/Stanford_Penn_MIDRC_Deidentifier

A deidentifier / deidentification pipeline developed by Stanford and Penn as part of the MIDRC organization.

Primary LanguagePythonApache License 2.0Apache-2.0

Stanford & Penn & MIDRC Deidentifier

Deidentification task

🤗 Try out our model demo at https://huggingface.co/StanfordAIMI/stanford-deidentifier-base !

This deidentifier was developped on radiology reports to automate the de-identification process, before using the reports in a research project or sharing them with other teams or institutions. It was also tested on other types of clinical notes and demonstrated high performance, as underlined in the associated publication. The project is meant for research purposes only.

This project was made possible by MIDRC and part of MIDRC CRP 1 - Natural language processing of radiology reports for COVID-19 (https://www.midrc.org/midrc-collaborating-research-projects/project-one-crp1).

Development Team: Pierre Chambon (Stanford University), Tessa S. Cook (Penn University), Curtis P. Langlotz (Stanford University).

Getting the model running

foo@bar:~$ git clone https://github.com/MIDRC/Stanford_Penn_Deidentifier.git
foo@bar:~$ cd Stanford_Penn_Deidentifier

Then, make sure you are in a Python virtualenv or conda environment where torch is already installed: otherwise, follow the instructions of https://pytorch.org/.

foo@bar:~$ pip show torch

Once you can confirm that torch is installed, you can run the command:

foo@bar:~$ pip install -r requirements.txt

You should be set up to make the model work. To run the model on your own reports, you need to put the reports, represented as a python string array, in a .npy file. The deidentifier will put the deidentified reports in another .npy file, along a .csv file with more info that can be useful for a human review of the deidentified reports (prior to sharing or public release).

──────

Task to carry out
Answer these questions using the deidentifier text above.
(a) What type of reports was the deidentifier developed on?
(b) Which command checks whether torch is installed?
(c) In what file type must your own reports be placed to run the model?

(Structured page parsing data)

──────

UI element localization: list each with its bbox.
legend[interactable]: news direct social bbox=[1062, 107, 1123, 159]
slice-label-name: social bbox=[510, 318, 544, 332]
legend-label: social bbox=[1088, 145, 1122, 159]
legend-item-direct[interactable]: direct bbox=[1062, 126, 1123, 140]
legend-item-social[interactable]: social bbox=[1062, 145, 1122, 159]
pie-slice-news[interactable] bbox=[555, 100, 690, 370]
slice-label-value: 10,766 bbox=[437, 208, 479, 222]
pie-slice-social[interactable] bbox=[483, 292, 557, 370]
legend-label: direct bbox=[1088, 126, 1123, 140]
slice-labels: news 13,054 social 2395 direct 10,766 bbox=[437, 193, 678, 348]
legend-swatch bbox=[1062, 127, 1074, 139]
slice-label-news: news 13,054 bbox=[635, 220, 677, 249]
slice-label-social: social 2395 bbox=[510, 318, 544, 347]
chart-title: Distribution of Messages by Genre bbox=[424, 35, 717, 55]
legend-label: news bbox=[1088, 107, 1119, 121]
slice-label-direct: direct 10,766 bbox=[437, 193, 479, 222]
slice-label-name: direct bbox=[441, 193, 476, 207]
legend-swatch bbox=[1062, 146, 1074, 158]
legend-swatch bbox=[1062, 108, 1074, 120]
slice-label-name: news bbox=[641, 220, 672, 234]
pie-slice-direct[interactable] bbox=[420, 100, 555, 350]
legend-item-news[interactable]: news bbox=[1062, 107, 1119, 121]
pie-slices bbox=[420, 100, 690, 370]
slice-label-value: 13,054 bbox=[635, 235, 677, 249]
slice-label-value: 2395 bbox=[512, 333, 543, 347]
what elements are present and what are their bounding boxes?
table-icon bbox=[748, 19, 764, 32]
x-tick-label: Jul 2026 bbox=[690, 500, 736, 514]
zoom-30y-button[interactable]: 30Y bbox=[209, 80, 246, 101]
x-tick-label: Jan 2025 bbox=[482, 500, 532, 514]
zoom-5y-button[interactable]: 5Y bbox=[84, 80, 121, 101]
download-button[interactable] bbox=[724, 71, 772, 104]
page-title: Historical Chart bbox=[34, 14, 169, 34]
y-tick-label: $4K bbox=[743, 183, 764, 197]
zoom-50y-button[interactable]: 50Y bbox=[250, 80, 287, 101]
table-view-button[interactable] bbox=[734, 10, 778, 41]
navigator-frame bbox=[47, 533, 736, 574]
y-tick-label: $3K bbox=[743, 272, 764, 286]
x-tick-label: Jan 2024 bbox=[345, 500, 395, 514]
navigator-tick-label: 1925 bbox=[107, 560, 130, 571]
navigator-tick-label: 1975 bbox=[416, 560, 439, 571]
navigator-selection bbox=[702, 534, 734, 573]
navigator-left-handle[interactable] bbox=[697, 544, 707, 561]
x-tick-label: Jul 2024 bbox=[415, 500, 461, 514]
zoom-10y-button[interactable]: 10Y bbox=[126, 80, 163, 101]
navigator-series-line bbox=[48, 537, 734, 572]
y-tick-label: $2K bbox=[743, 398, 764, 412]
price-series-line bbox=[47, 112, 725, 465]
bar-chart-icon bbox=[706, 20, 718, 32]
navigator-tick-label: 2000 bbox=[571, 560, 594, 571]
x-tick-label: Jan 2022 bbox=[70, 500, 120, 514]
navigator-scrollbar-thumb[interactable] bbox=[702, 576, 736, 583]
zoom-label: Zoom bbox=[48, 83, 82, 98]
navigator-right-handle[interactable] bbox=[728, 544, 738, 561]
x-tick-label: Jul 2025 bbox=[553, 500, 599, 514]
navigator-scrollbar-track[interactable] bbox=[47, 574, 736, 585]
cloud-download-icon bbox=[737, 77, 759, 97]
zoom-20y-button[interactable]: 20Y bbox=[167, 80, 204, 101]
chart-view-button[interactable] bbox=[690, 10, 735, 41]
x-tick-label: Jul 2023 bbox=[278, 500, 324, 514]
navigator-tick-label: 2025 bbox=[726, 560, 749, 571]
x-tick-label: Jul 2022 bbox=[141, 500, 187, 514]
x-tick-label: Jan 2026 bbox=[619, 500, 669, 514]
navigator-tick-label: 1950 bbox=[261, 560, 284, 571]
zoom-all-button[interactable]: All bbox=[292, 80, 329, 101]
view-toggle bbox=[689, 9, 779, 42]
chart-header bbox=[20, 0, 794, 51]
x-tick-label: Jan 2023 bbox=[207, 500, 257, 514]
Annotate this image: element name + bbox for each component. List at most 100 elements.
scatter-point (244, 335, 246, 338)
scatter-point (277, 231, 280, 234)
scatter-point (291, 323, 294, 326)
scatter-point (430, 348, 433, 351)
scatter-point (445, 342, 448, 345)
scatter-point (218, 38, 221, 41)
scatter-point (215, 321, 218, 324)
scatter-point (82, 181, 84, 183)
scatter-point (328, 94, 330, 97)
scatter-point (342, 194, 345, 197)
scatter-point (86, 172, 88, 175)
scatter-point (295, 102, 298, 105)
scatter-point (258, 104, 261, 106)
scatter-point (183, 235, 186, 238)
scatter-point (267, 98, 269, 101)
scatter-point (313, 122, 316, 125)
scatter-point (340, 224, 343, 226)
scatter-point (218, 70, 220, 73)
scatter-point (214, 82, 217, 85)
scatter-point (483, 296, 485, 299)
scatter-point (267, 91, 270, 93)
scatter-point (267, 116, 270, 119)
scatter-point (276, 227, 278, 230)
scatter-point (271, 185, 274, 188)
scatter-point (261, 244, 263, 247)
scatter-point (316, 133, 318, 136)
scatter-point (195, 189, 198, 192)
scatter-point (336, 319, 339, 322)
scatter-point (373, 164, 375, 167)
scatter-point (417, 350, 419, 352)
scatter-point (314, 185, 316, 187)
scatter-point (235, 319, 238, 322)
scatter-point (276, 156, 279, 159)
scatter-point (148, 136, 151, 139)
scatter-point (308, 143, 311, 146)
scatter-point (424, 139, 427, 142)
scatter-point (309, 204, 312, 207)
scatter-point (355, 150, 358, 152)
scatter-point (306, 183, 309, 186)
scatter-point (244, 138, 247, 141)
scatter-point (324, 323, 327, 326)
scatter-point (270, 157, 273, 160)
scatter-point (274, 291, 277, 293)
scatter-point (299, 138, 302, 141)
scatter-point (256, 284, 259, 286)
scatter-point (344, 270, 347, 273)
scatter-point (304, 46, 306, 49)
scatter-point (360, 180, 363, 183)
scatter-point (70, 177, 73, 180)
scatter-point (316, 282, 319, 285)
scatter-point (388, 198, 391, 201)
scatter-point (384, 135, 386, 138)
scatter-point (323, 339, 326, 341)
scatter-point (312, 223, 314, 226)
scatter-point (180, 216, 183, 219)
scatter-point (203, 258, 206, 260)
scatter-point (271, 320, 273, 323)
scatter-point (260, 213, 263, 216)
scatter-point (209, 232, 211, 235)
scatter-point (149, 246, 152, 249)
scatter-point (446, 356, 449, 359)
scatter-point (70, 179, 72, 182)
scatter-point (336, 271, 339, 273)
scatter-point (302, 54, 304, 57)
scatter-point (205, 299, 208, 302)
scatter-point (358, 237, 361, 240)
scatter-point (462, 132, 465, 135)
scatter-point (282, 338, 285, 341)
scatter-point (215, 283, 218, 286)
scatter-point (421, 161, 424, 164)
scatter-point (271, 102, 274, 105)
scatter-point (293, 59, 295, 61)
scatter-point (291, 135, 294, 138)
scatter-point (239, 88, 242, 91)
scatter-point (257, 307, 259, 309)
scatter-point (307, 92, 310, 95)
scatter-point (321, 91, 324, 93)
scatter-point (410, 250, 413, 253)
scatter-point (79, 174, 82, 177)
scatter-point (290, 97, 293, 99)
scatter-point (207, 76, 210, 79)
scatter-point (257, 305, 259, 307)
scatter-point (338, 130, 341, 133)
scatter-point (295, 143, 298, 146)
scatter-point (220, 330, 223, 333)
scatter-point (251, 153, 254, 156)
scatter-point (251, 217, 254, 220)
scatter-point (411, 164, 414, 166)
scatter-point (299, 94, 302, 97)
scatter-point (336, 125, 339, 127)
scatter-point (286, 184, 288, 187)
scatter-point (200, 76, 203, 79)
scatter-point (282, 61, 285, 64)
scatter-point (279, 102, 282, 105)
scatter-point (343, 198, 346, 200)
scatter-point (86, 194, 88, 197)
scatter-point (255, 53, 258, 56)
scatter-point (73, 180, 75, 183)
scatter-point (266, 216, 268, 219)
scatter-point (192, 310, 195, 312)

──────

Task response
(a) Radiology reports.
(b) pip show torch
(c) A .npy file, with the reports represented as a python string array.